* _Instruction_: From the entries below, copy every line that holds the word "писателей".

* _Exercise materials_:
....

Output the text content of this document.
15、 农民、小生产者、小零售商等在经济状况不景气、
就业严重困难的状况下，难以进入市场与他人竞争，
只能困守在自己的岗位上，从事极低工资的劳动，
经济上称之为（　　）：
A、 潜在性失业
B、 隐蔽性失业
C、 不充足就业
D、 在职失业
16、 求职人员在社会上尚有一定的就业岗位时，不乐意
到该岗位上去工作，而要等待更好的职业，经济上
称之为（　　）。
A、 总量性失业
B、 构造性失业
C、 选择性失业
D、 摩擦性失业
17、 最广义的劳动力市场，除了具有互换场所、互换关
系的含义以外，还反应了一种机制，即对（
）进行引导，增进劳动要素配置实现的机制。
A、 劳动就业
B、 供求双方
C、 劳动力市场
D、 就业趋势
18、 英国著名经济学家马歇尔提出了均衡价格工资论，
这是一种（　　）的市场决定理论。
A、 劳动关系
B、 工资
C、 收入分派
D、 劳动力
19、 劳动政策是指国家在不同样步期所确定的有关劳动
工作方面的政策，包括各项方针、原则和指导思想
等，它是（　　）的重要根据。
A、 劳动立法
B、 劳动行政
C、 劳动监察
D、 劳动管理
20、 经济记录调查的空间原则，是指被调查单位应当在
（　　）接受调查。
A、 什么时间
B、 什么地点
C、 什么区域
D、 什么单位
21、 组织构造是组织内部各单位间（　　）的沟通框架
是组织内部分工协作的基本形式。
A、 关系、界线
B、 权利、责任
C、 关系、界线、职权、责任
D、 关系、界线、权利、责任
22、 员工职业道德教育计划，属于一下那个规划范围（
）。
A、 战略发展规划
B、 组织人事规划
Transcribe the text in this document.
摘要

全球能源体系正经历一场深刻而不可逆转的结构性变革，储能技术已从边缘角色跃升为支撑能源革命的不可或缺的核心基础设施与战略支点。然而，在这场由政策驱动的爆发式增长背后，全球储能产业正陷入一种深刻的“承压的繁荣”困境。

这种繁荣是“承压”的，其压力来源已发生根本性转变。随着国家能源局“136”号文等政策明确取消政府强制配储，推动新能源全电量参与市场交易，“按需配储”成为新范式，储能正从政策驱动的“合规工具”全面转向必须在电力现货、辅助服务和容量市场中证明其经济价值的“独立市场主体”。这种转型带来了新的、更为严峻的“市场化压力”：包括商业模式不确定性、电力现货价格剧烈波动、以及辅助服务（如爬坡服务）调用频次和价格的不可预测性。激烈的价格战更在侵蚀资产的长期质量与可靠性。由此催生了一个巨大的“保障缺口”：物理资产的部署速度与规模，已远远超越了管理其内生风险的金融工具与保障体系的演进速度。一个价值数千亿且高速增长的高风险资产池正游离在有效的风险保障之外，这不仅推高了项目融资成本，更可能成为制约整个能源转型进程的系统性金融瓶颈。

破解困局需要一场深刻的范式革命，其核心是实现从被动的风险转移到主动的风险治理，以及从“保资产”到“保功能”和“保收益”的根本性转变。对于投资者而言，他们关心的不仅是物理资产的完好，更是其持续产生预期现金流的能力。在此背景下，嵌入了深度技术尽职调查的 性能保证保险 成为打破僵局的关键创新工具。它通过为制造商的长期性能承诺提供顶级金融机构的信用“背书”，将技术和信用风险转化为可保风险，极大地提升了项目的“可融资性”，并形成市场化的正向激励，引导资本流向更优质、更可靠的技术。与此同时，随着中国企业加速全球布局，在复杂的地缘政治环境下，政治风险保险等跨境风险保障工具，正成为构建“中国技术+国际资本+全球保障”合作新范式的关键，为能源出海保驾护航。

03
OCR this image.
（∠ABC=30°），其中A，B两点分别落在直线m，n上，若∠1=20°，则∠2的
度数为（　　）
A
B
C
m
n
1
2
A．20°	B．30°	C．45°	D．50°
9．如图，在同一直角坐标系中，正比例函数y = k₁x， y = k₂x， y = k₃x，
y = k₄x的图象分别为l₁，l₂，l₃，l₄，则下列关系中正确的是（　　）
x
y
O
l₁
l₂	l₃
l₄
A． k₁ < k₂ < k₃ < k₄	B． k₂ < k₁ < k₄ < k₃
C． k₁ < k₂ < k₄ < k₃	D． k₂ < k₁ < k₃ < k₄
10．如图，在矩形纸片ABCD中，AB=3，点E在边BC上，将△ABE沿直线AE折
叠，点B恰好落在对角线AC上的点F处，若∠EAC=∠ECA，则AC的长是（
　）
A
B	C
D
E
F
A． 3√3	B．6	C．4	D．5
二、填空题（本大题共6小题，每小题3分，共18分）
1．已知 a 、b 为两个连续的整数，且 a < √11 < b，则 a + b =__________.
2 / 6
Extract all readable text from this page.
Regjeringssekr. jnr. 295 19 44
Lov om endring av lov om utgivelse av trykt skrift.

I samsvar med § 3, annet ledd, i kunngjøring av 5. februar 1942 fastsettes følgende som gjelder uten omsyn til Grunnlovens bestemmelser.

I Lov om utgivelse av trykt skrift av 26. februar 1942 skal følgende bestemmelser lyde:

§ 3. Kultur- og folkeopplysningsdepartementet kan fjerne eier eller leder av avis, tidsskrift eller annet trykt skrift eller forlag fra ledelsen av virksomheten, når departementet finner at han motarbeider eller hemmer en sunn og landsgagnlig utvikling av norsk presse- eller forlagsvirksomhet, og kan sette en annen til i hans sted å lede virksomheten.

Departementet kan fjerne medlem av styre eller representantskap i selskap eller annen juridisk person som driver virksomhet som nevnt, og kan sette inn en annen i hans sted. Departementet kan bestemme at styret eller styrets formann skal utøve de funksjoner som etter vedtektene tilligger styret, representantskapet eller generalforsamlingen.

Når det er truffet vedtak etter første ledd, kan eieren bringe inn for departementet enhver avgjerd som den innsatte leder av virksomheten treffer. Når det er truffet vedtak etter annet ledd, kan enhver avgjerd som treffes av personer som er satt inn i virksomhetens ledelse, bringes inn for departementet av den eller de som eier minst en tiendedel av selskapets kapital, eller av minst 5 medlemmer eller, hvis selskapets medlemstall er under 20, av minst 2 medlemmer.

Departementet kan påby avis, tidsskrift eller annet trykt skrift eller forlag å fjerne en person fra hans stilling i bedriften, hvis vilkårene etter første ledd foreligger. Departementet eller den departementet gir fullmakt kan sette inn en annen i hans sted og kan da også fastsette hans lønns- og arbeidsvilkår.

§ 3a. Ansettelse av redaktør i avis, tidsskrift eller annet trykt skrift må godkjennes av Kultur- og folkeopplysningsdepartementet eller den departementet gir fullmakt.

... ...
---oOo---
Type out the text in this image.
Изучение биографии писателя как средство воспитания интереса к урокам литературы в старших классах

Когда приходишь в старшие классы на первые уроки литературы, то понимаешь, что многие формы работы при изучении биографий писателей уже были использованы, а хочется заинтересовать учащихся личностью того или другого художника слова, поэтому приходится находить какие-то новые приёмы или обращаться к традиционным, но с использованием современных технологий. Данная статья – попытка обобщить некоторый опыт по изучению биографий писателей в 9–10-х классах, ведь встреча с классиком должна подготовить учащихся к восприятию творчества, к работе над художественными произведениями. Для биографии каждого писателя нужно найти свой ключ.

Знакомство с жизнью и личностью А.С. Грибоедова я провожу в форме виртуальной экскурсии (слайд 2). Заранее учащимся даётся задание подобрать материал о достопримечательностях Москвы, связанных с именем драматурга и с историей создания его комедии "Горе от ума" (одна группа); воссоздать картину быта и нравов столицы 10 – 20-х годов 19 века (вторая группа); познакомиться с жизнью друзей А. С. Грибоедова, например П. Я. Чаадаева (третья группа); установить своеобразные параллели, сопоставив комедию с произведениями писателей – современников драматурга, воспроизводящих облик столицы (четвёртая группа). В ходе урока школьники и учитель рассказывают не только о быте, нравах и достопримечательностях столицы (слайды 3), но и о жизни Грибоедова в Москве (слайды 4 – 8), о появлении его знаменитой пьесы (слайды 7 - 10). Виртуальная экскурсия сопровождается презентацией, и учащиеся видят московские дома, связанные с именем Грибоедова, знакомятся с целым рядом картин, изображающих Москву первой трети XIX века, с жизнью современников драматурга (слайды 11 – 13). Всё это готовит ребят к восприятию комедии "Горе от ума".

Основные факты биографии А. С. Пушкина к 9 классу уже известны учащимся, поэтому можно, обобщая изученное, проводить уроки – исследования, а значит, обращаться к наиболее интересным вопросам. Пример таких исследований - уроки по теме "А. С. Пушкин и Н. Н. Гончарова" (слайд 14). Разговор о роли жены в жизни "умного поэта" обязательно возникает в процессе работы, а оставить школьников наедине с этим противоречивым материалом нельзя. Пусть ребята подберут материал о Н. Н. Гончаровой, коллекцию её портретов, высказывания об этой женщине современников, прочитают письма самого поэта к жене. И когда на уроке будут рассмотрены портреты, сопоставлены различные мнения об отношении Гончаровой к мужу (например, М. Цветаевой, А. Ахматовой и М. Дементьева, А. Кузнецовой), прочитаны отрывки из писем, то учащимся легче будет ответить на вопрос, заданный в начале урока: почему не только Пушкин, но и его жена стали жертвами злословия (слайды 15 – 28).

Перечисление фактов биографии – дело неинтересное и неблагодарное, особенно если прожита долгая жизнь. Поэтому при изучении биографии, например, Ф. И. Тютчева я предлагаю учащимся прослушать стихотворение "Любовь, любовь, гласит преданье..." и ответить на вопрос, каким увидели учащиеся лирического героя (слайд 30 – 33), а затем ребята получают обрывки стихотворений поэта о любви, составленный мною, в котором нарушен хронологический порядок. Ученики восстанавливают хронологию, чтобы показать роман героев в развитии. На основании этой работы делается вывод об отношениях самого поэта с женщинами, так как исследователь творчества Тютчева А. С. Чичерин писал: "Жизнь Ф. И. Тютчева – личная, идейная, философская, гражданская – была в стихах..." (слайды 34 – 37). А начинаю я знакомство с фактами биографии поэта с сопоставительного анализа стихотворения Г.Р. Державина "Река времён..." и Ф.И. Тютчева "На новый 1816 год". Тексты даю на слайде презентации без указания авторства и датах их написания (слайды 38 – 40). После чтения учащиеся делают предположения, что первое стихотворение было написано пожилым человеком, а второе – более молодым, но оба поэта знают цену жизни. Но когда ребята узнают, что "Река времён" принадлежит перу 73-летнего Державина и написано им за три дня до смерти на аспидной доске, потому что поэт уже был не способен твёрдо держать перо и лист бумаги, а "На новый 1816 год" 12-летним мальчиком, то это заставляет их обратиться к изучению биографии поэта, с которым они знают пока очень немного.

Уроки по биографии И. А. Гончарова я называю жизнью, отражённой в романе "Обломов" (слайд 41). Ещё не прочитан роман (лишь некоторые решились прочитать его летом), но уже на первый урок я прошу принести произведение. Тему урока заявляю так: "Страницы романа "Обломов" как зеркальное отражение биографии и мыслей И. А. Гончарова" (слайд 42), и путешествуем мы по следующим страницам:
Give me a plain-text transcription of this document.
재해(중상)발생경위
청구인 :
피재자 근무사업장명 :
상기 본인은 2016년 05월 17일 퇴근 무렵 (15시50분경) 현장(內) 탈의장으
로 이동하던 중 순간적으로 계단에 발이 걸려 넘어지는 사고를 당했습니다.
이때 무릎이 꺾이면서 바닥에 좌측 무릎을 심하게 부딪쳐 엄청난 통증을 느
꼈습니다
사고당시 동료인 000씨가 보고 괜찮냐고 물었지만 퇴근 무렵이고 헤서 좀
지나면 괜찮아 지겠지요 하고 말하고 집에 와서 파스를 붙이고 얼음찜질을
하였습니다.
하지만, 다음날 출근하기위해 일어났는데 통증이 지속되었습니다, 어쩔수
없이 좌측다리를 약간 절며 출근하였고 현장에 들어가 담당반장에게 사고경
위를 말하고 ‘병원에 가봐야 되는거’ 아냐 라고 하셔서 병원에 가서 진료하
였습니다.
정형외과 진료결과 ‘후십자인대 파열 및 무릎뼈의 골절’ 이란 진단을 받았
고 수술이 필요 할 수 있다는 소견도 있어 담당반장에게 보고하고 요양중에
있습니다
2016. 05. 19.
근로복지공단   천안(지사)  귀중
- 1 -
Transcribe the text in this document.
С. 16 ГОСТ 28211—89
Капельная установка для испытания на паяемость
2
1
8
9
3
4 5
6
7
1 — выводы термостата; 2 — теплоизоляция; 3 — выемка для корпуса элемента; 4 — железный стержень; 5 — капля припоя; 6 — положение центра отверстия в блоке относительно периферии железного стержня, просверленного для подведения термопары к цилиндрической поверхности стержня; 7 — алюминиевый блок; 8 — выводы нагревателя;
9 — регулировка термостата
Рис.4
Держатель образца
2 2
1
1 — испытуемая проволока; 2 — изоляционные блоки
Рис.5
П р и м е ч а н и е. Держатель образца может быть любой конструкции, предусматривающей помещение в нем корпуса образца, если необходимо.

....

* _Answer to the task_:
Когда приходишь в старшие классы на первые уроки литературы, то понимаешь, что многие формы работы при изучении биографий писателей уже были использованы, а хочется заинтересовать учащихся личностью того или другого художника слова, поэтому приходится находить какие-то новые приёмы или обращаться к традиционным, но с использованием современных технологий. Данная статья – попытка обобщить некоторый опыт по изучению биографий писателей в 9–10-х классах, ведь встреча с классиком должна подготовить учащихся к восприятию творчества, к работе над художественными произведениями. Для биографии каждого писателя нужно найти свой ключ.
Знакомство с жизнью и личностью А.С. Грибоедова я провожу в форме виртуальной экскурсии (слайд 2). Заранее учащимся даётся задание подобрать материал о достопримечательностях Москвы, связанных с именем драматурга и с историей создания его комедии "Горе от ума" (одна группа); воссоздать картину быта и нравов столицы 10 – 20-х годов 19 века (вторая группа); познакомиться с жизнью друзей А. С. Грибоедова, например П. Я. Чаадаева (третья группа); установить своеобразные параллели, сопоставив комедию с произведениями писателей – современников драматурга, воспроизводящих облик столицы (четвёртая группа). В ходе урока школьники и учитель рассказывают не только о быте, нравах и достопримечательностях столицы (слайды 3), но и о жизни Грибоедова в Москве (слайды 4 – 8), о появлении его знаменитой пьесы (слайды 7 - 10). Виртуальная экскурсия сопровождается презентацией, и учащиеся видят московские дома, связанные с именем Грибоедова, знакомятся с целым рядом картин, изображающих Москву первой трети XIX века, с жизнью современников драматурга (слайды 11 – 13). Всё это готовит ребят к восприятию комедии "Горе от ума".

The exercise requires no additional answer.